▶ Exercise description
Below are some records; give them all again exactly, but not the pictures.

------------------------------------

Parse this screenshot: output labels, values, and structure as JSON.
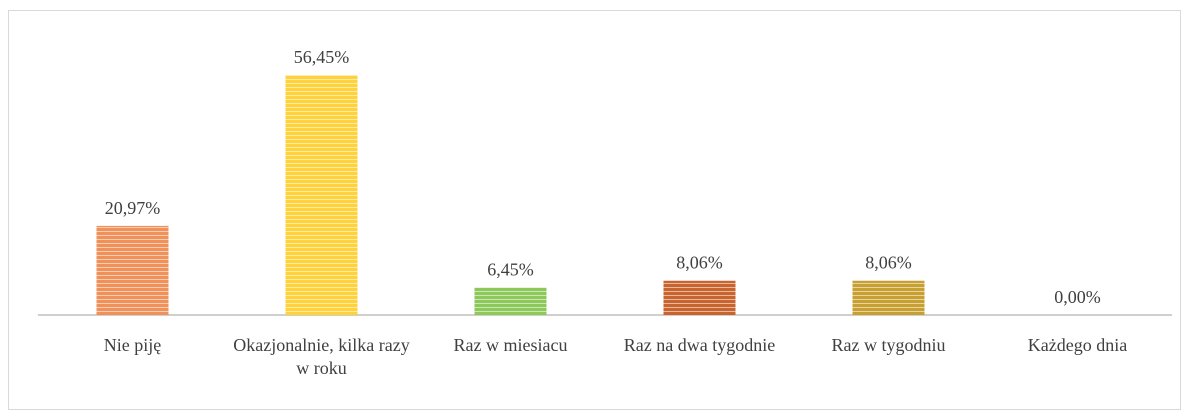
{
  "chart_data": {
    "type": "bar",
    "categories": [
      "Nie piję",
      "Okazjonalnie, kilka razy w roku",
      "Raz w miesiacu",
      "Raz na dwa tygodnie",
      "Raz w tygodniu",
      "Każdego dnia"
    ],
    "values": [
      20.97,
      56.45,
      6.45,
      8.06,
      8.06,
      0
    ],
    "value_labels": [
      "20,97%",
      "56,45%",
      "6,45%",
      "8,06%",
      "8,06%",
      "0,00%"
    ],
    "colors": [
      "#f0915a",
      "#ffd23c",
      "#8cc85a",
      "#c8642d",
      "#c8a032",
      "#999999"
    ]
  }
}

------------------------------------

▶ Answer to the task
Parse this screenshot: output labels, values, and structure as JSON.
{
  "chart_data": {
    "type": "bar",
    "categories": [
      "Nie piję",
      "Okazjonalnie, kilka razy w roku",
      "Raz w miesiacu",
      "Raz na dwa tygodnie",
      "Raz w tygodniu",
      "Każdego dnia"
    ],
    "values": [
      20.97,
      56.45,
      6.45,
      8.06,
      8.06,
      0
    ],
    "value_labels": [
      "20,97%",
      "56,45%",
      "6,45%",
      "8,06%",
      "8,06%",
      "0,00%"
    ],
    "colors": [
      "#f0915a",
      "#ffd23c",
      "#8cc85a",
      "#c8642d",
      "#c8a032",
      "#999999"
    ]
  }
}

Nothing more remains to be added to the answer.